Data tied to figure images
********************
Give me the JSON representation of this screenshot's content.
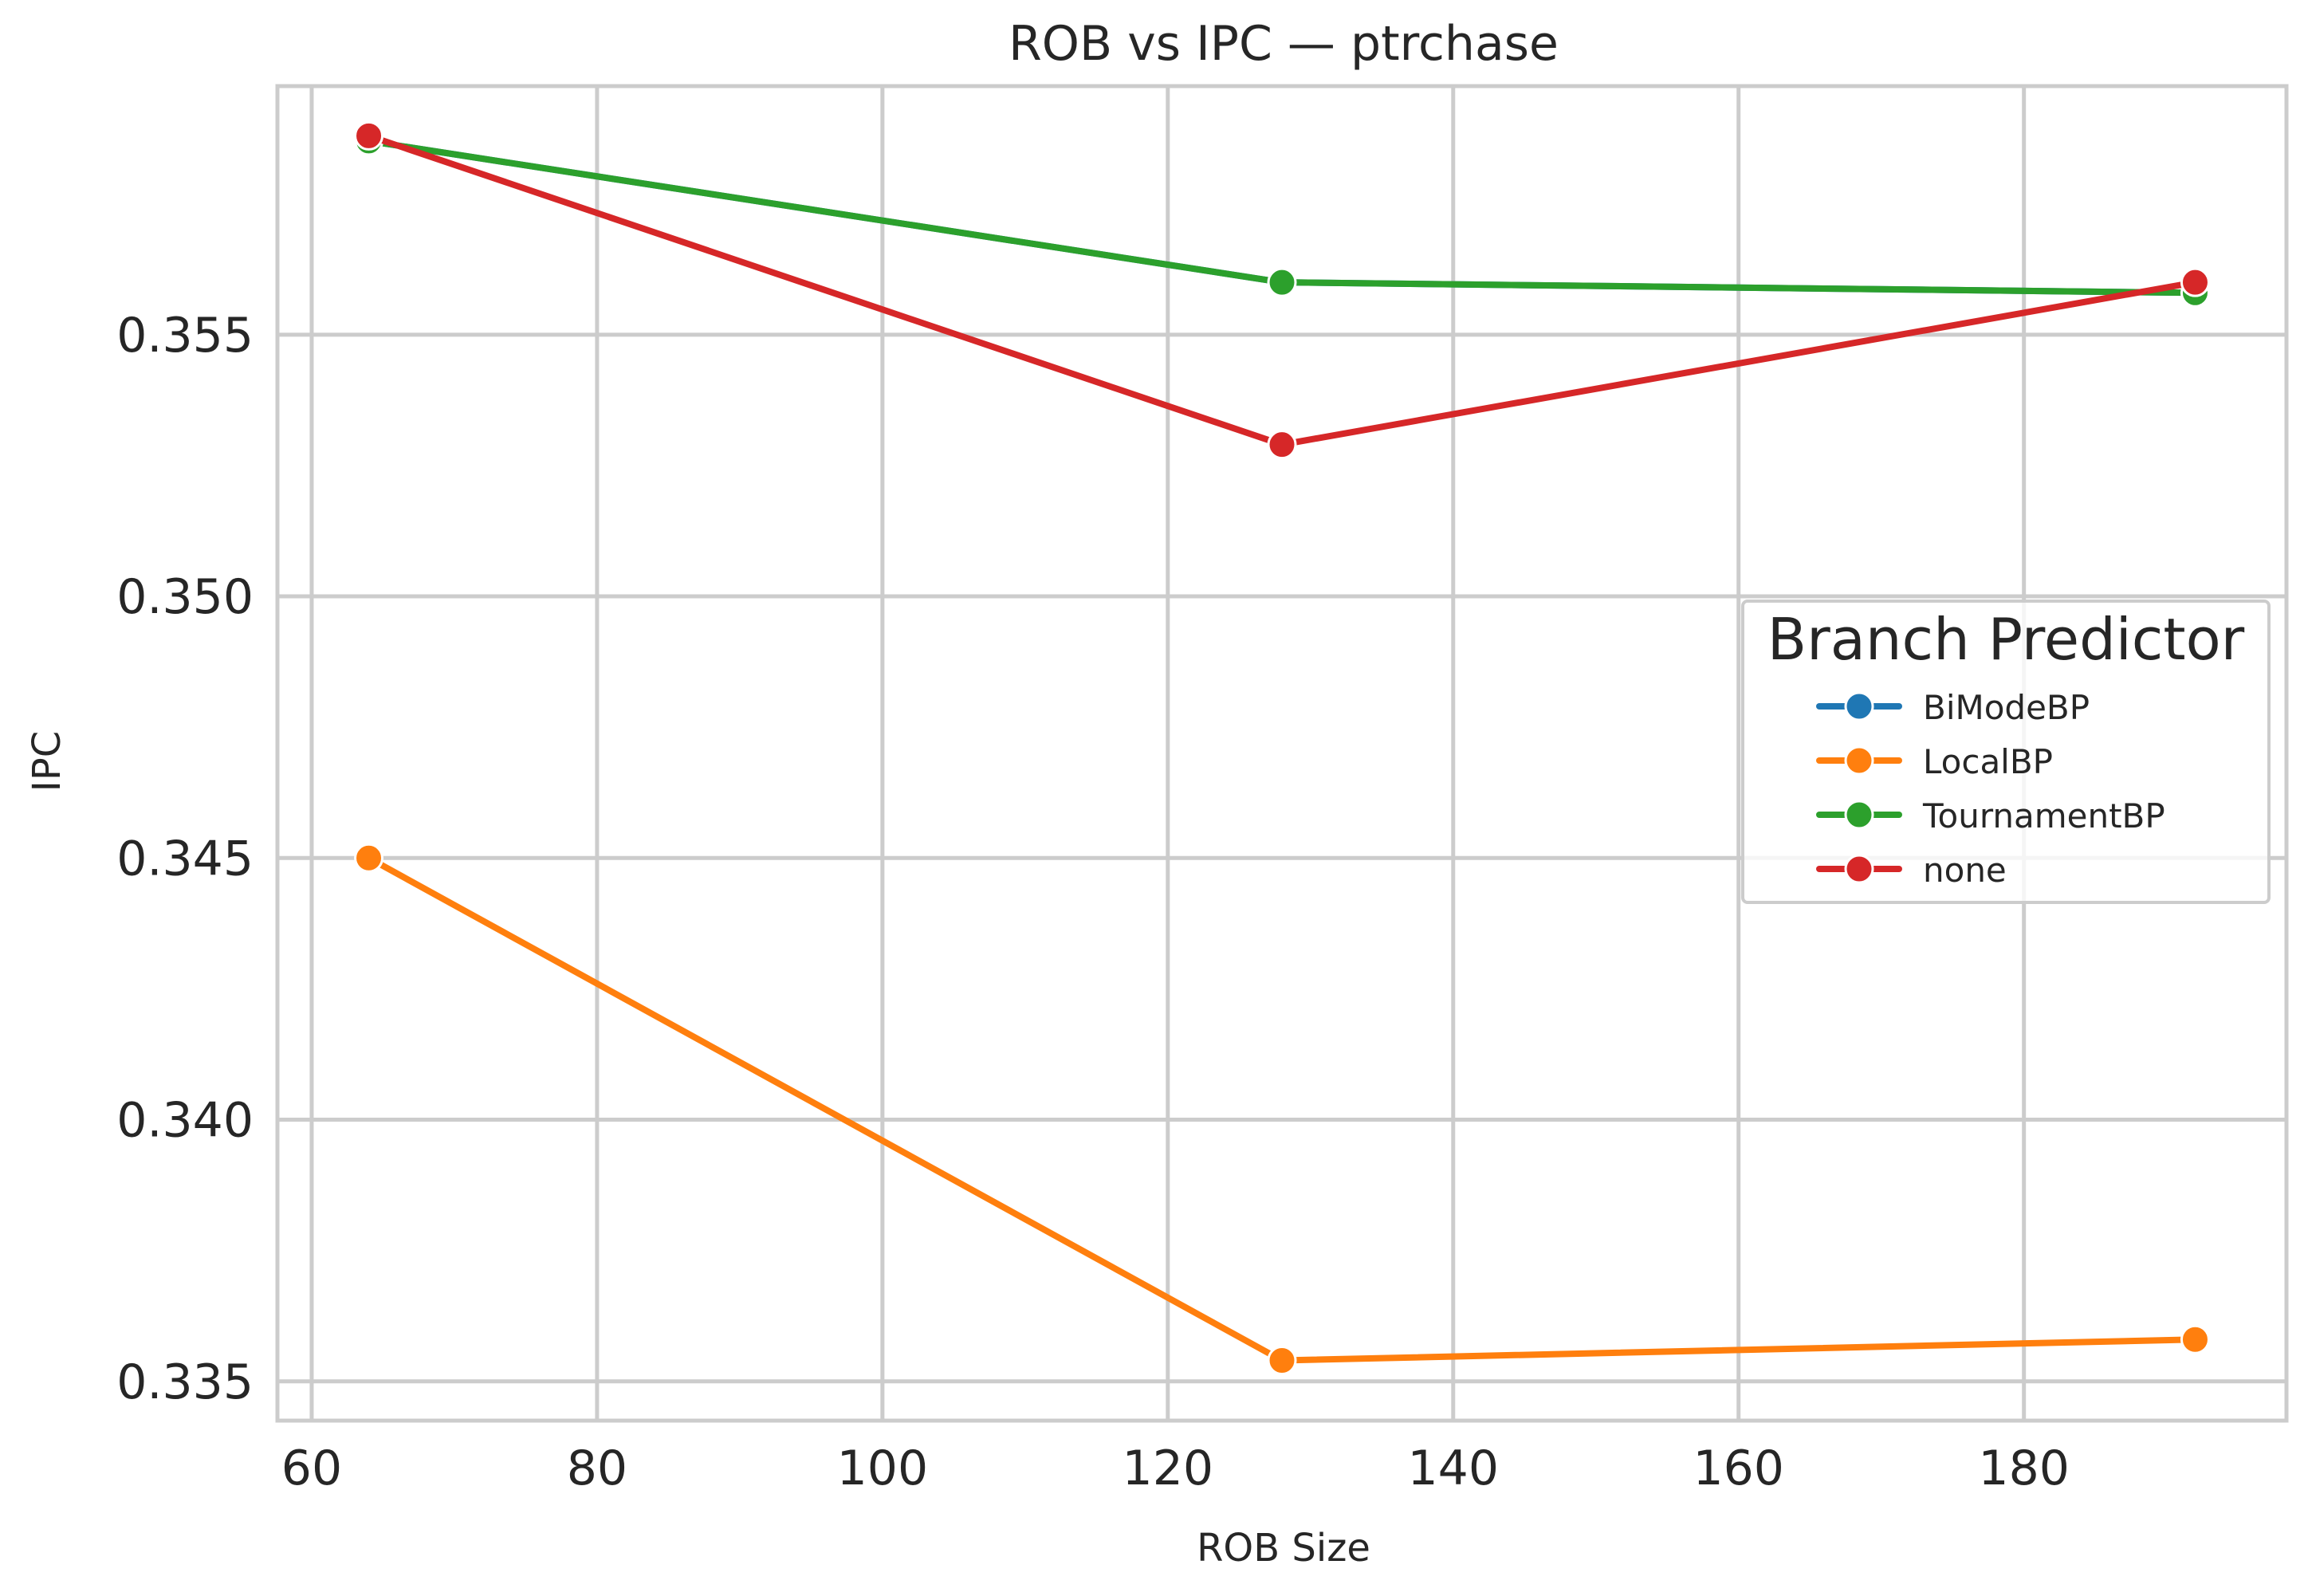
{
  "chart_data": {
    "type": "line",
    "title": "ROB vs IPC — ptrchase",
    "xlabel": "ROB Size",
    "ylabel": "IPC",
    "x": [
      64,
      128,
      192
    ],
    "xlim": [
      57.6,
      198.4
    ],
    "ylim": [
      0.33425,
      0.35975
    ],
    "xticks": [
      60,
      80,
      100,
      120,
      140,
      160,
      180
    ],
    "yticks": [
      0.335,
      0.34,
      0.345,
      0.35,
      0.355
    ],
    "xtick_labels": [
      "60",
      "80",
      "100",
      "120",
      "140",
      "160",
      "180"
    ],
    "ytick_labels": [
      "0.335",
      "0.340",
      "0.345",
      "0.350",
      "0.355"
    ],
    "grid": true,
    "legend": {
      "title": "Branch Predictor",
      "placement": "center-right"
    },
    "series": [
      {
        "name": "BiModeBP",
        "color": "#1f77b4",
        "values": [
          0.3587,
          0.356,
          0.3558
        ]
      },
      {
        "name": "LocalBP",
        "color": "#ff7f0e",
        "values": [
          0.345,
          0.3354,
          0.3358
        ]
      },
      {
        "name": "TournamentBP",
        "color": "#2ca02c",
        "values": [
          0.3587,
          0.356,
          0.3558
        ]
      },
      {
        "name": "none",
        "color": "#d62728",
        "values": [
          0.3588,
          0.3529,
          0.356
        ]
      }
    ]
  }
}
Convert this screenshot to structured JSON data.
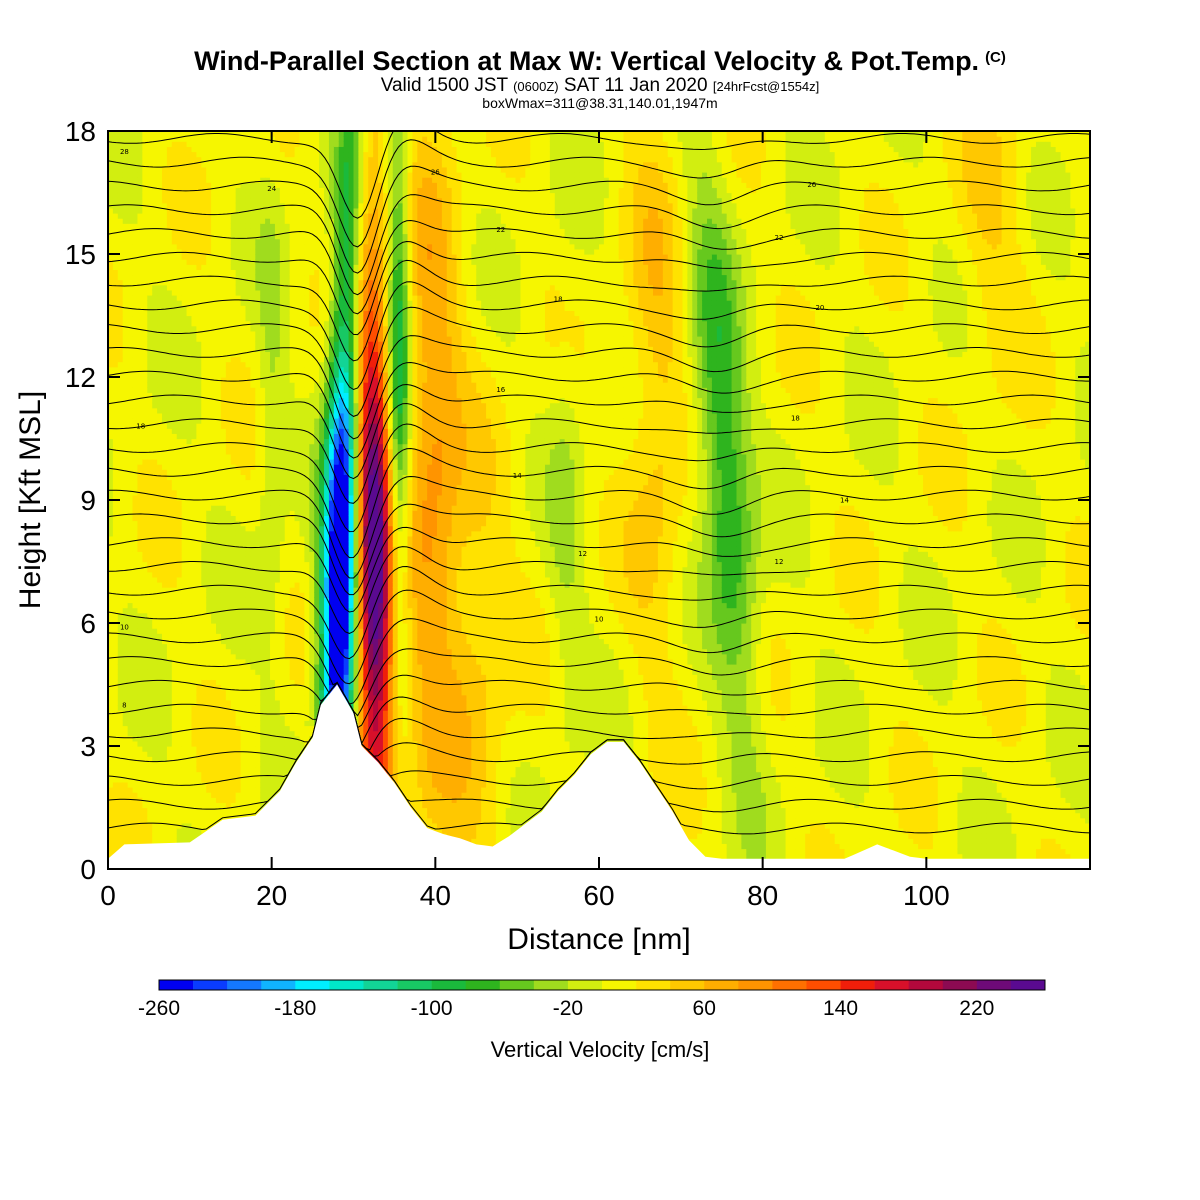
{
  "title": {
    "main": "Wind-Parallel Section at Max W: Vertical Velocity & Pot.Temp.",
    "copyright": "(C)",
    "valid_prefix": "Valid 1500 JST",
    "valid_utc": "(0600Z)",
    "valid_date": "SAT 11 Jan 2020",
    "forecast": "[24hrFcst@1554z]",
    "box": "boxWmax=311@38.31,140.01,1947m"
  },
  "chart_data": {
    "type": "heatmap",
    "xlabel": "Distance [nm]",
    "ylabel": "Height [Kft MSL]",
    "xlim": [
      0,
      120
    ],
    "ylim": [
      0,
      18
    ],
    "x_ticks": [
      "0",
      "20",
      "40",
      "60",
      "80",
      "100"
    ],
    "y_ticks": [
      "0",
      "3",
      "6",
      "9",
      "12",
      "15",
      "18"
    ],
    "colorbar": {
      "title": "Vertical Velocity [cm/s]",
      "range": [
        -260,
        260
      ],
      "step": 20,
      "tick_labels": [
        "-260",
        "-180",
        "-100",
        "-20",
        "60",
        "140",
        "220"
      ],
      "colors": [
        "#0000f0",
        "#0a3cff",
        "#1478ff",
        "#10b4ff",
        "#00eeff",
        "#00e8c8",
        "#12d496",
        "#18c864",
        "#1aba3c",
        "#2eb41e",
        "#66c81e",
        "#a0dc1e",
        "#d2ee10",
        "#f6f600",
        "#ffe200",
        "#ffc800",
        "#ffae00",
        "#ff9400",
        "#ff7000",
        "#ff4e00",
        "#f01e0a",
        "#d8102a",
        "#b4083c",
        "#8c0a52",
        "#6e0a78",
        "#5a0a90"
      ]
    },
    "velocity_features": [
      {
        "kind": "downdraft",
        "x_nm": 28.5,
        "peak_cm_s": -260
      },
      {
        "kind": "updraft",
        "x_nm": 32.5,
        "peak_cm_s": 230
      },
      {
        "kind": "updraft",
        "x_nm": 40,
        "peak_cm_s": 80
      },
      {
        "kind": "downdraft",
        "x_nm": 76,
        "peak_cm_s": -100
      },
      {
        "kind": "updraft",
        "x_nm": 68,
        "peak_cm_s": 40
      }
    ],
    "terrain_kft": {
      "x": [
        0,
        2,
        10,
        14,
        18,
        21,
        23,
        25,
        26,
        28,
        30,
        31,
        33,
        35,
        37,
        39,
        41,
        43,
        45,
        47,
        49,
        51,
        53,
        55,
        57,
        59,
        61,
        63,
        65,
        67,
        69,
        71,
        73,
        75,
        80,
        85,
        90,
        94,
        98,
        100,
        110,
        120
      ],
      "height": [
        0.25,
        0.6,
        0.65,
        1.2,
        1.3,
        1.9,
        2.6,
        3.2,
        4.0,
        4.5,
        3.8,
        3.0,
        2.6,
        2.1,
        1.5,
        1.0,
        0.85,
        0.75,
        0.6,
        0.55,
        0.8,
        1.1,
        1.4,
        1.9,
        2.3,
        2.8,
        3.1,
        3.1,
        2.6,
        2.0,
        1.4,
        0.7,
        0.3,
        0.25,
        0.25,
        0.25,
        0.25,
        0.6,
        0.3,
        0.25,
        0.25,
        0.25
      ]
    },
    "theta_contours": {
      "series": "Pot.Temp.",
      "labels": [
        "8",
        "10",
        "12",
        "14",
        "16",
        "18",
        "20",
        "22",
        "24",
        "26",
        "28"
      ]
    }
  }
}
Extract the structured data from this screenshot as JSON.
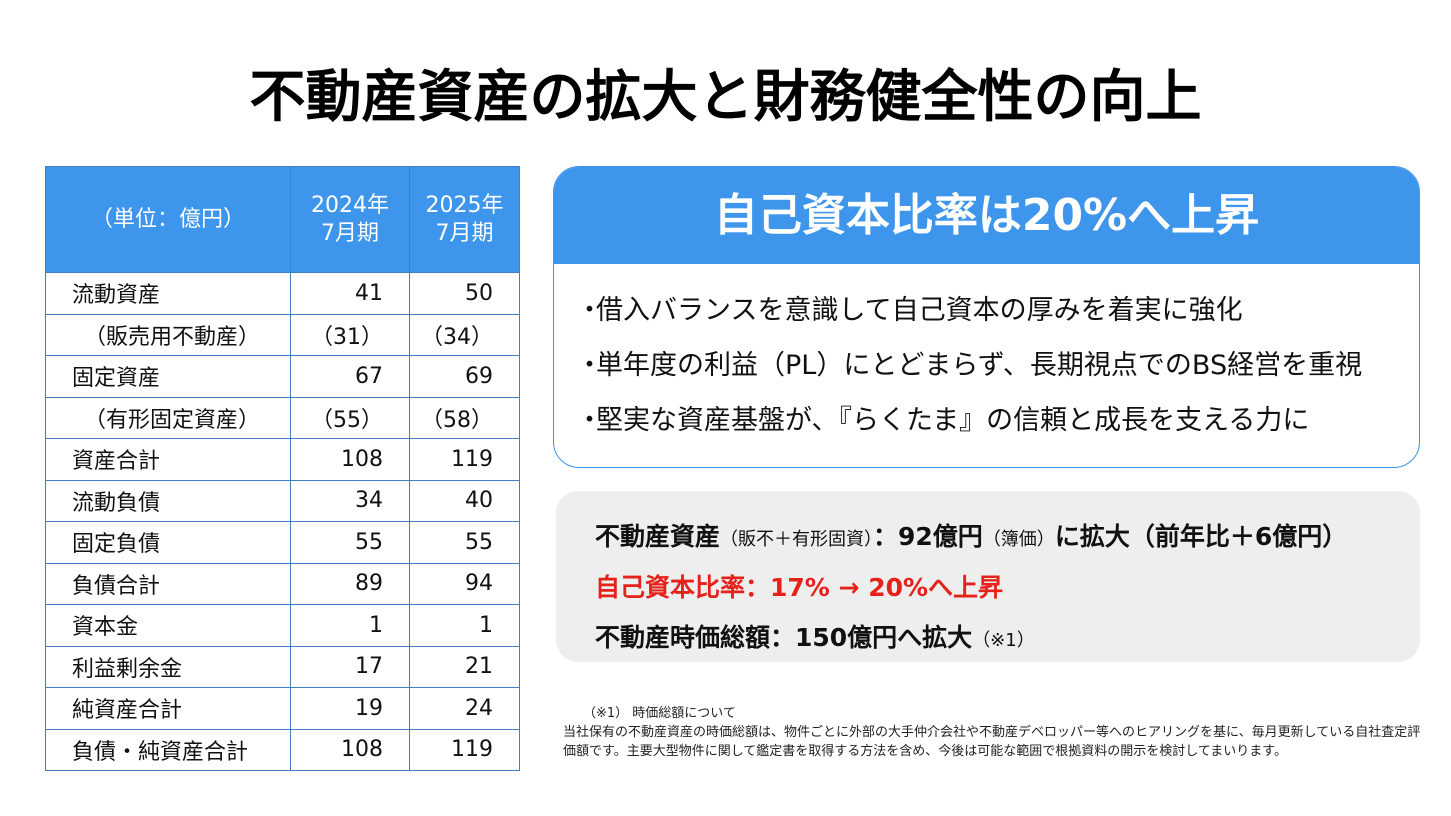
{
  "title": "不動産資産の拡大と財務健全性の向上",
  "table": {
    "header": {
      "unit": "（単位：億円）",
      "col1_year": "2024年",
      "col1_period": "7月期",
      "col2_year": "2025年",
      "col2_period": "7月期"
    },
    "rows": [
      {
        "label": "流動資産",
        "v2024": "41",
        "v2025": "50"
      },
      {
        "label": "（販売用不動産）",
        "v2024": "（31）",
        "v2025": "（34）"
      },
      {
        "label": "固定資産",
        "v2024": "67",
        "v2025": "69"
      },
      {
        "label": "（有形固定資産）",
        "v2024": "（55）",
        "v2025": "（58）"
      },
      {
        "label": "資産合計",
        "v2024": "108",
        "v2025": "119"
      },
      {
        "label": "流動負債",
        "v2024": "34",
        "v2025": "40"
      },
      {
        "label": "固定負債",
        "v2024": "55",
        "v2025": "55"
      },
      {
        "label": "負債合計",
        "v2024": "89",
        "v2025": "94"
      },
      {
        "label": "資本金",
        "v2024": "1",
        "v2025": "1"
      },
      {
        "label": "利益剰余金",
        "v2024": "17",
        "v2025": "21"
      },
      {
        "label": "純資産合計",
        "v2024": "19",
        "v2025": "24"
      },
      {
        "label": "負債・純資産合計",
        "v2024": "108",
        "v2025": "119"
      }
    ]
  },
  "highlight": {
    "heading": "自己資本比率は20%へ上昇",
    "bullet_mark": "・",
    "bullets": [
      "借入バランスを意識して自己資本の厚みを着実に強化",
      "単年度の利益（PL）にとどまらず、長期視点でのBS経営を重視",
      "堅実な資産基盤が、『らくたま』の信頼と成長を支える力に"
    ]
  },
  "summary": {
    "line1_main": "不動産資産",
    "line1_note": "（販不＋有形固資）",
    "line1_value": "：92億円",
    "line1_note2": "（簿価）",
    "line1_tail": "に拡大（前年比＋6億円）",
    "line2": "自己資本比率：17% → 20%へ上昇",
    "line3_main": "不動産時価総額：150億円へ拡大",
    "line3_note": "（※1）"
  },
  "footnote": {
    "title": "（※1） 時価総額について",
    "body": "当社保有の不動産資産の時価総額は、物件ごとに外部の大手仲介会社や不動産デベロッパー等へのヒアリングを基に、毎月更新している自社査定評価額です。主要大型物件に関して鑑定書を取得する方法を含め、今後は可能な範囲で根拠資料の開示を検討してまいります。"
  },
  "colors": {
    "accent_blue": "#3d95ec",
    "highlight_red": "#e6211a",
    "summary_bg": "#eeeeee"
  }
}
********************
▸ Prompt
Each line in the listing above either holds the string "name" or does not; state how many do, giving the number only.

▸ Reply to the task
4